**What you should do:**
Copy out each line in the material below that has the word "increased".

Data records

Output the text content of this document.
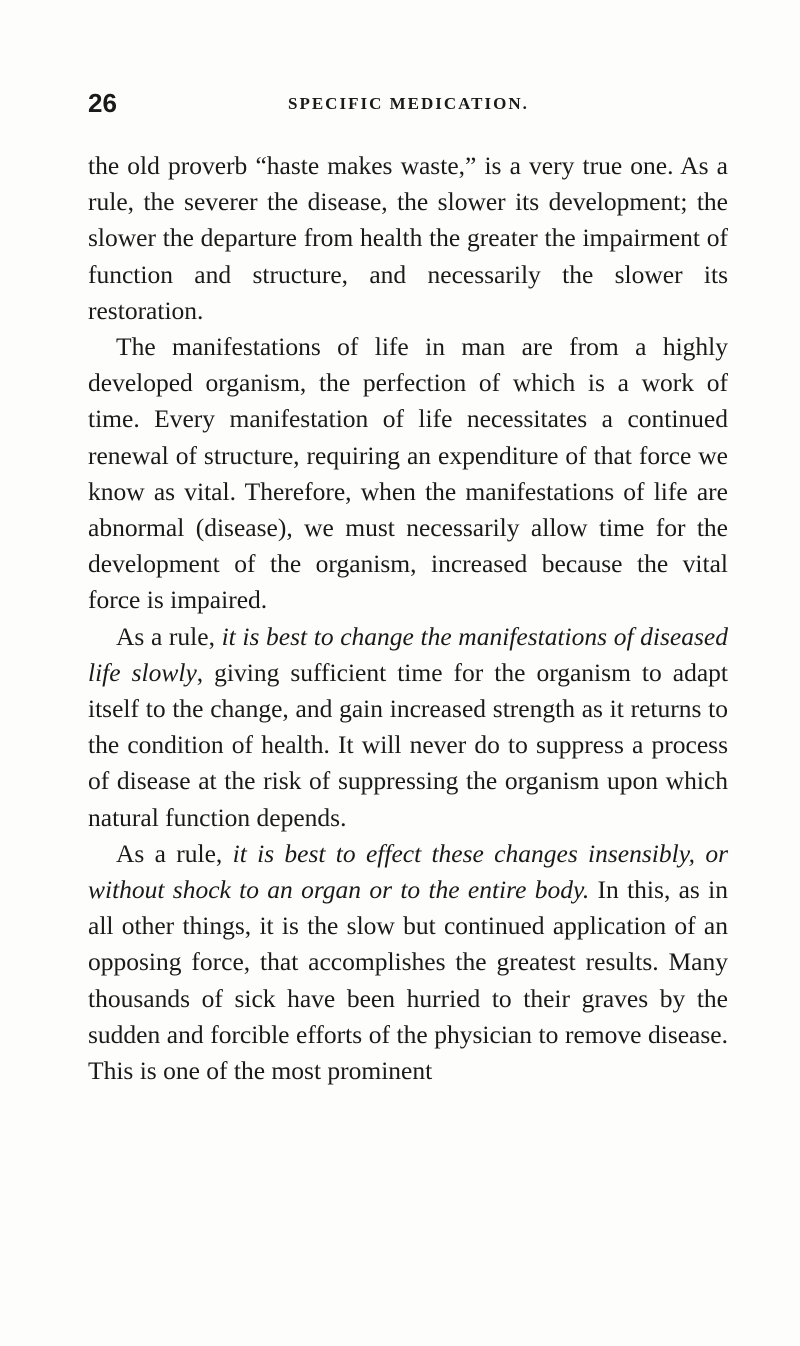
26	SPECIFIC MEDICATION.

the old proverb “haste makes waste,” is a very true one. As a rule, the severer the disease, the slower its development; the slower the departure from health the greater the impairment of function and structure, and necessarily the slower its restoration.

The manifestations of life in man are from a highly developed organism, the perfection of which is a work of time. Every manifestation of life necessitates a continued renewal of structure, requiring an expenditure of that force we know as vital. Therefore, when the manifestations of life are abnormal (disease), we must necessarily allow time for the development of the organism, increased because the vital force is impaired.

As a rule, it is best to change the manifestations of diseased life slowly, giving sufficient time for the organism to adapt itself to the change, and gain increased strength as it returns to the condition of health. It will never do to suppress a process of disease at the risk of suppressing the organism upon which natural function depends.

As a rule, it is best to effect these changes insensibly, or without shock to an organ or to the entire body. In this, as in all other things, it is the slow but continued application of an opposing force, that accomplishes the greatest results. Many thousands of sick have been hurried to their graves by the sudden and forcible efforts of the physician to remove disease. This is one of the most prominent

**Written response:**
The manifestations of life in man are from a highly developed organism, the perfection of which is a work of time. Every manifestation of life necessitates a continued renewal of structure, requiring an expenditure of that force we know as vital. Therefore, when the manifestations of life are abnormal (disease), we must necessarily allow time for the development of the organism, increased because the vital force is impaired.
As a rule, it is best to change the manifestations of diseased life slowly, giving sufficient time for the organism to adapt itself to the change, and gain increased strength as it returns to the condition of health. It will never do to suppress a process of disease at the risk of suppressing the organism upon which natural function depends.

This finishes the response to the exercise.